**Instructions for the task:**
Copy all of the material below exactly.

(Records)
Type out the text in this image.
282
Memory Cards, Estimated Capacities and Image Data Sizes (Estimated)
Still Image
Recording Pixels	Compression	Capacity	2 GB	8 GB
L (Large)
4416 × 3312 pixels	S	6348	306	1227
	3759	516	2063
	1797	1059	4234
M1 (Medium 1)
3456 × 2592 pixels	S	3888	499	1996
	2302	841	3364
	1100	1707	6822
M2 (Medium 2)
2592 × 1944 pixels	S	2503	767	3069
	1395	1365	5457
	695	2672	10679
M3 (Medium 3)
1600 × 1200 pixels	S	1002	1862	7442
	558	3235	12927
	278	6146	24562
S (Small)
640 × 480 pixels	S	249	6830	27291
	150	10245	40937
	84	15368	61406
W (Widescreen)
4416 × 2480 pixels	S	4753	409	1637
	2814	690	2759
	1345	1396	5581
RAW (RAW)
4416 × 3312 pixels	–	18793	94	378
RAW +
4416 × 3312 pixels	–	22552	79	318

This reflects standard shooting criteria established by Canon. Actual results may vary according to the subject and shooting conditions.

**Written solution:**
Type out the text in this image.
282
Memory Cards, Estimated Capacities and Image Data Sizes (Estimated)
Still Image
Recording Pixels	Compression	Capacity	2 GB	8 GB
L (Large)
4416 × 3312 pixels	S	6348	306	1227
	3759	516	2063
	1797	1059	4234
M1 (Medium 1)
3456 × 2592 pixels	S	3888	499	1996
	2302	841	3364
	1100	1707	6822
M2 (Medium 2)
2592 × 1944 pixels	S	2503	767	3069
	1395	1365	5457
	695	2672	10679
M3 (Medium 3)
1600 × 1200 pixels	S	1002	1862	7442
	558	3235	12927
	278	6146	24562
S (Small)
640 × 480 pixels	S	249	6830	27291
	150	10245	40937
	84	15368	61406
W (Widescreen)
4416 × 2480 pixels	S	4753	409	1637
	2814	690	2759
	1345	1396	5581
RAW (RAW)
4416 × 3312 pixels	–	18793	94	378
RAW +
4416 × 3312 pixels	–	22552	79	318

This reflects standard shooting criteria established by Canon. Actual results may vary according to the subject and shooting conditions.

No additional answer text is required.